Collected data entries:
━━━━━━

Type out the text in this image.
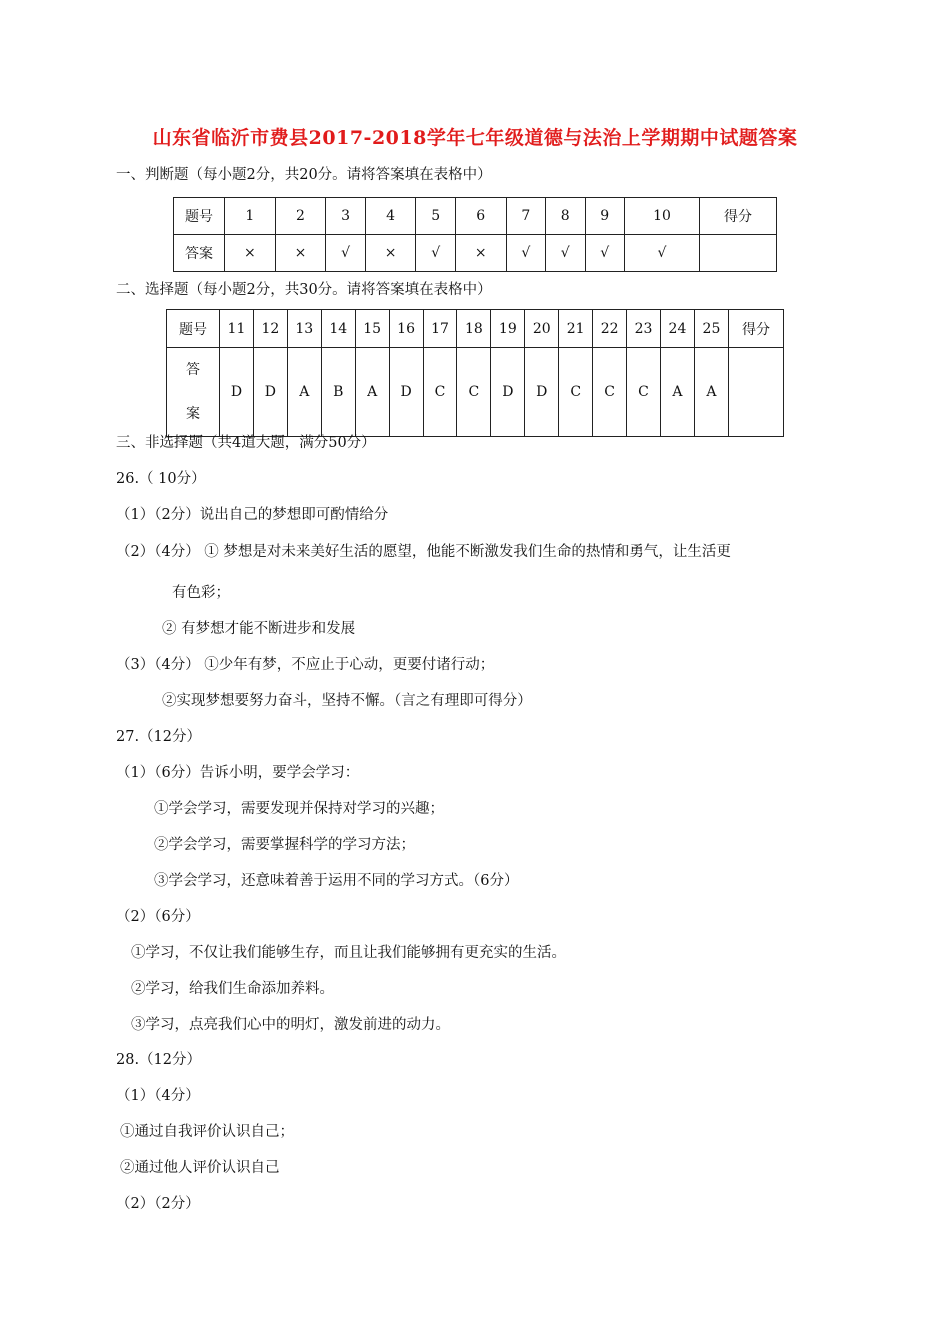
山东省临沂市费县2017-2018学年七年级道德与法治上学期期中试题答案
一、判断题（每小题2分，共20分。请将答案填在表格中）
题号	1	2	3	4	5	6	7	8	9	10	得分
答案	×	×	√	×	√	×	√	√	√	√	
二、选择题（每小题2分，共30分。请将答案填在表格中）
题号	11	12	13	14	15	16	17	18	19	20	21	22	23	24	25	得分

答
案	D	D	A	B	A	D	C	C	D	D	C	C	C	A	A	
三、非选择题（共4道大题，满分50分）
26.（ 10分）
（1）（2分）说出自己的梦想即可酌情给分
（2）（4分） ① 梦想是对未来美好生活的愿望，他能不断激发我们生命的热情和勇气，让生活更
有色彩；
② 有梦想才能不断进步和发展
（3）（4分） ①少年有梦，不应止于心动，更要付诸行动；
②实现梦想要努力奋斗，坚持不懈。（言之有理即可得分）
27.（12分）
（1）（6分）告诉小明，要学会学习：
①学会学习，需要发现并保持对学习的兴趣；
②学会学习，需要掌握科学的学习方法；
③学会学习，还意味着善于运用不同的学习方式。（6分）
（2）（6分）
①学习，不仅让我们能够生存，而且让我们能够拥有更充实的生活。
②学习，给我们生命添加养料。
③学习，点亮我们心中的明灯，激发前进的动力。
28.（12分）
（1）（4分）
①通过自我评价认识自己；
②通过他人评价认识自己
（2）（2分）
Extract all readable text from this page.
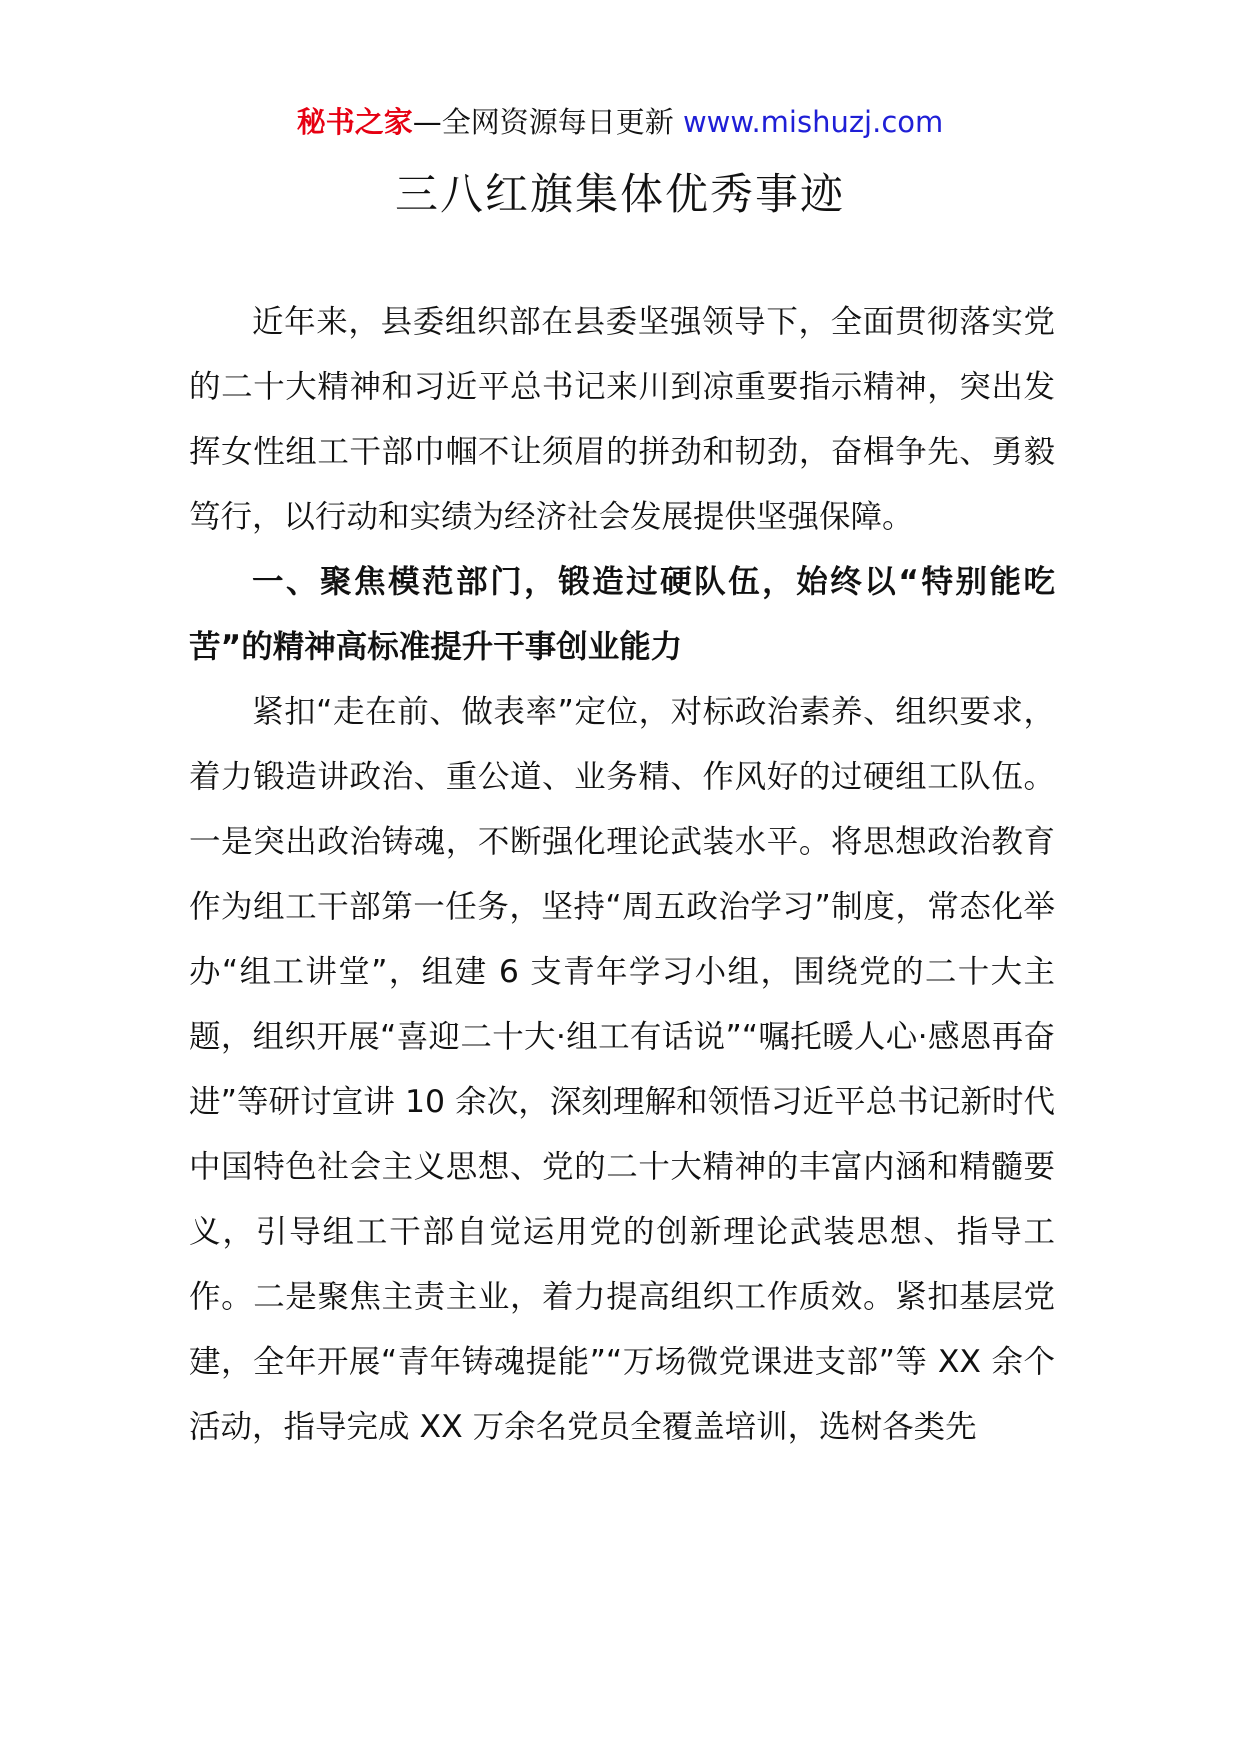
秘书之家—全网资源每日更新 www.mishuzj.com
三八红旗集体优秀事迹

近年来，县委组织部在县委坚强领导下，全面贯彻落实党的二十大精神和习近平总书记来川到凉重要指示精神，突出发挥女性组工干部巾帼不让须眉的拼劲和韧劲，奋楫争先、勇毅笃行，以行动和实绩为经济社会发展提供坚强保障。

一、聚焦模范部门，锻造过硬队伍，始终以“特别能吃苦”的精神高标准提升干事创业能力

紧扣“走在前、做表率”定位，对标政治素养、组织要求，着力锻造讲政治、重公道、业务精、作风好的过硬组工队伍。一是突出政治铸魂，不断强化理论武装水平。将思想政治教育作为组工干部第一任务，坚持“周五政治学习”制度，常态化举办“组工讲堂”，组建 6 支青年学习小组，围绕党的二十大主题，组织开展“喜迎二十大·组工有话说”“嘱托暖人心·感恩再奋进”等研讨宣讲 10 余次，深刻理解和领悟习近平总书记新时代中国特色社会主义思想、党的二十大精神的丰富内涵和精髓要义，引导组工干部自觉运用党的创新理论武装思想、指导工作。二是聚焦主责主业，着力提高组织工作质效。紧扣基层党建，全年开展“青年铸魂提能”“万场微党课进支部”等 XX 余个活动，指导完成 XX 万余名党员全覆盖培训，选树各类先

━━━━━━

- _What the exercise asks_:
Select every line above that contains the word "this", and copy it.

- _Task answer_:
Type out the text in this image.
Extract all readable text from this page.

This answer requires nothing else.